[Exercise material]
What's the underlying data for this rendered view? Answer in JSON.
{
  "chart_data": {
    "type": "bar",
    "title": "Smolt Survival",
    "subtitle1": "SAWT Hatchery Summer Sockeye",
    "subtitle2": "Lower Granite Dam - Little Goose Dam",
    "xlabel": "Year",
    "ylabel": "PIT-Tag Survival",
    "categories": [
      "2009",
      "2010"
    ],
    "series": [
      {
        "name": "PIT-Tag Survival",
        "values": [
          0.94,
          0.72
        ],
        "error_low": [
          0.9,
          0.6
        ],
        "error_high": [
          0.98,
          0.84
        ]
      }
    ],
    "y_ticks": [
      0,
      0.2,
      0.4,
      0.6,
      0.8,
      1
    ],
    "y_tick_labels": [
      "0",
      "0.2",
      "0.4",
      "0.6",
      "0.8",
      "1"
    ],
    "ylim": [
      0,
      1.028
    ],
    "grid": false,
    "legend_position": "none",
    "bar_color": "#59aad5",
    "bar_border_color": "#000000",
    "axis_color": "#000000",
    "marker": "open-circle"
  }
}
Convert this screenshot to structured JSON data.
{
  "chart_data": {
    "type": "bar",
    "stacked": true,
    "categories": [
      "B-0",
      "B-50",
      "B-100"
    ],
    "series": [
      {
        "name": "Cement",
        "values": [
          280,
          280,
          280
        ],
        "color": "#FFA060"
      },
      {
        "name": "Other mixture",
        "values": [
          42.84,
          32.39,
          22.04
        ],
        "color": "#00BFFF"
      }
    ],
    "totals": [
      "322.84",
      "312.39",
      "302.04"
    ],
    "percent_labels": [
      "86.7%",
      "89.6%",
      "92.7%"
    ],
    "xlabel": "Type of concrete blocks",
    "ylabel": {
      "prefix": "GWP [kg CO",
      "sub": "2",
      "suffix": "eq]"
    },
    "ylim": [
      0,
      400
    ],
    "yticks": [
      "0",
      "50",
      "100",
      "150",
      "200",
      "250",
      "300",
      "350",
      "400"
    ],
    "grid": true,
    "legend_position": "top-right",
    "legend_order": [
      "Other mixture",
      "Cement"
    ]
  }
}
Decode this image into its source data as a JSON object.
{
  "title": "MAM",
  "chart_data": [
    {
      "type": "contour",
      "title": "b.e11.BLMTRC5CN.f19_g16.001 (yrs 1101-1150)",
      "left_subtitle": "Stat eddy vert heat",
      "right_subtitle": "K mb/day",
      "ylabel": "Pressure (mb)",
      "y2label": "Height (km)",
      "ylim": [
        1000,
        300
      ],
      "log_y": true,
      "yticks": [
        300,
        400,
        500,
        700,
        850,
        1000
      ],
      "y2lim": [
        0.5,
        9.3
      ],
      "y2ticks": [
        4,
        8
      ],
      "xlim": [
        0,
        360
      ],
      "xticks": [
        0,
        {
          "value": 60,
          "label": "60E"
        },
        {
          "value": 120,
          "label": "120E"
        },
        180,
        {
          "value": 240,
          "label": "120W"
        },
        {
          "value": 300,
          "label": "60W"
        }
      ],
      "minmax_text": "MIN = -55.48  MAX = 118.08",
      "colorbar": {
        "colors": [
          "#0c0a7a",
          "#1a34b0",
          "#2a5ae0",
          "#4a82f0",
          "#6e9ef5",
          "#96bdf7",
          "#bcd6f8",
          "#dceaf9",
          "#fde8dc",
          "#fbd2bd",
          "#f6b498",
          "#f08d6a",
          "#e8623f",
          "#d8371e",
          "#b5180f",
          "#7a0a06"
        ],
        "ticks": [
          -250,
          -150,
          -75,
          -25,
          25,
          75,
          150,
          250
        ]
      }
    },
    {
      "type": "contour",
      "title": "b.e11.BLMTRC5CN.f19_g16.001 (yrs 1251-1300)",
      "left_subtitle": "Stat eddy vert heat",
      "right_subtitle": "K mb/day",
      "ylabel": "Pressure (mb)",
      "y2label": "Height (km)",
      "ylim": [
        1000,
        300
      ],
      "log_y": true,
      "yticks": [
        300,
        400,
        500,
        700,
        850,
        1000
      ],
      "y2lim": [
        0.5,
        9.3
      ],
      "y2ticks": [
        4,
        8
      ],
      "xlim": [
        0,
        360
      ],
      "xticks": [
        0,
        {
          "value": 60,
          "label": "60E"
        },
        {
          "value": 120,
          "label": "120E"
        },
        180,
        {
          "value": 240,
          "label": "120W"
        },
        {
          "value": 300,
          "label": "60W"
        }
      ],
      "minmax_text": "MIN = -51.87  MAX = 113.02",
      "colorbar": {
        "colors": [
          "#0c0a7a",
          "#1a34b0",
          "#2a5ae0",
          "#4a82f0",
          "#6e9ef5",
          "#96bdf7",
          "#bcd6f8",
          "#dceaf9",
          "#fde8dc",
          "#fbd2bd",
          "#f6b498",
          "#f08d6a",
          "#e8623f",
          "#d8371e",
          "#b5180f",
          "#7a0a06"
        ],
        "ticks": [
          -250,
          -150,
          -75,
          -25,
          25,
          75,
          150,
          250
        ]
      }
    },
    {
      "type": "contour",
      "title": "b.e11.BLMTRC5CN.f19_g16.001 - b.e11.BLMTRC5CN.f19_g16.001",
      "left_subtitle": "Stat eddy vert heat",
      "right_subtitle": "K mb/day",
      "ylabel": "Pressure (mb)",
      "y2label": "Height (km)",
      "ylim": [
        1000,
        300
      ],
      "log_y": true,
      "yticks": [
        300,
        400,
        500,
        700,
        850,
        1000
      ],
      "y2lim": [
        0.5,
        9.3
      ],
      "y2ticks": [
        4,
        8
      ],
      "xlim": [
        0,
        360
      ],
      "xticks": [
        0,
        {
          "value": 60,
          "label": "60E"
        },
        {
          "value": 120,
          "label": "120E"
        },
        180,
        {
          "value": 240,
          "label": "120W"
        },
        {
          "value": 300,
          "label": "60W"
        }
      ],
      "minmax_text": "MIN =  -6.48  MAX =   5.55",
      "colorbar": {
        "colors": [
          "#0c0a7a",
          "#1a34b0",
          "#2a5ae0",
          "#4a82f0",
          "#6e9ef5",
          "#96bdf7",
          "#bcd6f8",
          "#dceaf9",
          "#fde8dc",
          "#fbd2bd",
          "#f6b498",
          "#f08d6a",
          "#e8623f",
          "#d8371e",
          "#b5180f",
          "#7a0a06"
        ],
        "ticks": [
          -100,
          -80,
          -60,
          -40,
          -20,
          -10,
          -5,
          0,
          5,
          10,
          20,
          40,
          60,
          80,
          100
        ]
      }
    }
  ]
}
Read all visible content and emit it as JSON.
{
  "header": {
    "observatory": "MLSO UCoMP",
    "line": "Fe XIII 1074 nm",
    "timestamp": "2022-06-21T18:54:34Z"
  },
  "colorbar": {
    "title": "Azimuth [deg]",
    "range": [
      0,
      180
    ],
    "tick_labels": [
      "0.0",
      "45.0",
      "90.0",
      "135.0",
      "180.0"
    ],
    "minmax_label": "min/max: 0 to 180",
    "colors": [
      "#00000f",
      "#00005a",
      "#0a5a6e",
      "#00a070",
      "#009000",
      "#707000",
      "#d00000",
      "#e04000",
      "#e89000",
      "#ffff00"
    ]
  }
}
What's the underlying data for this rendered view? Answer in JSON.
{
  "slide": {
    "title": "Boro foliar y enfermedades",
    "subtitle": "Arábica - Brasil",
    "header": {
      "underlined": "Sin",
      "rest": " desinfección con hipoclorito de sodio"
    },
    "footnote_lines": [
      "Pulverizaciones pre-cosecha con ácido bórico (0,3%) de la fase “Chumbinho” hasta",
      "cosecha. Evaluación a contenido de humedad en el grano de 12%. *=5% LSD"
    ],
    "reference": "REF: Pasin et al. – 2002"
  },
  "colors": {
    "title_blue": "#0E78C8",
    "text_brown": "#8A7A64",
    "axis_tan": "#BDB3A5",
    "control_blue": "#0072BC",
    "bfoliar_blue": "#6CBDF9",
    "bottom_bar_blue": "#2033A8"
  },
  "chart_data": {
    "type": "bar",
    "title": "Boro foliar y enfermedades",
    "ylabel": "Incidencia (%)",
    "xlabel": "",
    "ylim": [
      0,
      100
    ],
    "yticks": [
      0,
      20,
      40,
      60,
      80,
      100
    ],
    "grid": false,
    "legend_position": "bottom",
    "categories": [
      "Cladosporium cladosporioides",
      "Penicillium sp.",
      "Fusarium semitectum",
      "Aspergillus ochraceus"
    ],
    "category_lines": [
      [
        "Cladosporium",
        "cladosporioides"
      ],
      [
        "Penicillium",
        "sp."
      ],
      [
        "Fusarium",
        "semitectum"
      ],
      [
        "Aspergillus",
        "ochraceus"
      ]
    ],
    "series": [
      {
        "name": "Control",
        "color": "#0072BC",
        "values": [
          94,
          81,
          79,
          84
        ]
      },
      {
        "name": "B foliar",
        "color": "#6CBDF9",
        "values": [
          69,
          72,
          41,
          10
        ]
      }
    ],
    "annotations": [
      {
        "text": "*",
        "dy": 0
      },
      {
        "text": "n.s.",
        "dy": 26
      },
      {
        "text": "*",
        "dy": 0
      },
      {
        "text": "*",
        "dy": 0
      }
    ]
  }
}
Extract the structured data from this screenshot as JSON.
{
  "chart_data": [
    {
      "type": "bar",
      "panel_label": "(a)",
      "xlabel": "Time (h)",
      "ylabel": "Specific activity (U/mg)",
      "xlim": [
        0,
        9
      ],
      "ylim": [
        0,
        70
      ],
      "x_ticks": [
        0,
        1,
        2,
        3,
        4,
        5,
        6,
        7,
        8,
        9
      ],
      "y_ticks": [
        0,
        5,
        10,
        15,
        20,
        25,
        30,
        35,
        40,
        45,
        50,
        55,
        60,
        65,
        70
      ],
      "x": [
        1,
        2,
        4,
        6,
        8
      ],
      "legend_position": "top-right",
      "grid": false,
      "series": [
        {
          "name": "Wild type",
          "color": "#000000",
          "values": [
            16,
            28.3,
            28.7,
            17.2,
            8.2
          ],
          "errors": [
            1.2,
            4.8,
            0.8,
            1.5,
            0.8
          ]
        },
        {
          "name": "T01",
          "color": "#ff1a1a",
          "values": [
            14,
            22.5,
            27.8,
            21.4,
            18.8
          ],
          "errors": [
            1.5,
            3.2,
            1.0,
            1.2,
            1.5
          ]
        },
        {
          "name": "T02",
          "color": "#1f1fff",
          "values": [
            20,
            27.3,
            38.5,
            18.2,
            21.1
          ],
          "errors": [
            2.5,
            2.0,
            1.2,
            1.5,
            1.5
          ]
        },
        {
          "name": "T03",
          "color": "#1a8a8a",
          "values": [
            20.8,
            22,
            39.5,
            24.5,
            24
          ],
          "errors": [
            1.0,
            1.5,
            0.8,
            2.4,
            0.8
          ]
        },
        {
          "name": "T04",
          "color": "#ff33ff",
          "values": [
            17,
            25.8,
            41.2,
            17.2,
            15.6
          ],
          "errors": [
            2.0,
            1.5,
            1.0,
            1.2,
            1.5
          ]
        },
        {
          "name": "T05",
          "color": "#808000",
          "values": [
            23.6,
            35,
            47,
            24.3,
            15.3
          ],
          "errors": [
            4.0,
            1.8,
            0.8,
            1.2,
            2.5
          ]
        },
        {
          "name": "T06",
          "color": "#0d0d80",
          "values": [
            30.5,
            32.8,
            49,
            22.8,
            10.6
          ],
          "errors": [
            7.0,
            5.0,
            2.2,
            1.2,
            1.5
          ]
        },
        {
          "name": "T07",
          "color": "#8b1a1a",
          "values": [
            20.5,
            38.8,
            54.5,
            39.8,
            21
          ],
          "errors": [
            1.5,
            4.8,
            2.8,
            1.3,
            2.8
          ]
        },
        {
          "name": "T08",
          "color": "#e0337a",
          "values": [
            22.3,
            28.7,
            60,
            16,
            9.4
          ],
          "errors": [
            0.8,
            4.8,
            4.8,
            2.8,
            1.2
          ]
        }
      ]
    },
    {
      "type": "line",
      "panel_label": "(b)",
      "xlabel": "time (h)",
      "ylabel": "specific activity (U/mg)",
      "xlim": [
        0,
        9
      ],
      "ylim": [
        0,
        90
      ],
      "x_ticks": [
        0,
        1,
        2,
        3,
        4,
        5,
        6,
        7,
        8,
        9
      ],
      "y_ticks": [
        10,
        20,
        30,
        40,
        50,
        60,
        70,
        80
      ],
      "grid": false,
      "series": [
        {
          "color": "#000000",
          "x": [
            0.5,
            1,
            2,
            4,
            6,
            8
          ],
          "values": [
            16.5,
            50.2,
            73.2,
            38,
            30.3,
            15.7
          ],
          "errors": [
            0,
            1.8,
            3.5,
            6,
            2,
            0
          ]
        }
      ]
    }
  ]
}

[Problem] Count the lines that hold the string "structured", and reply with that number alone.

[Task result] 2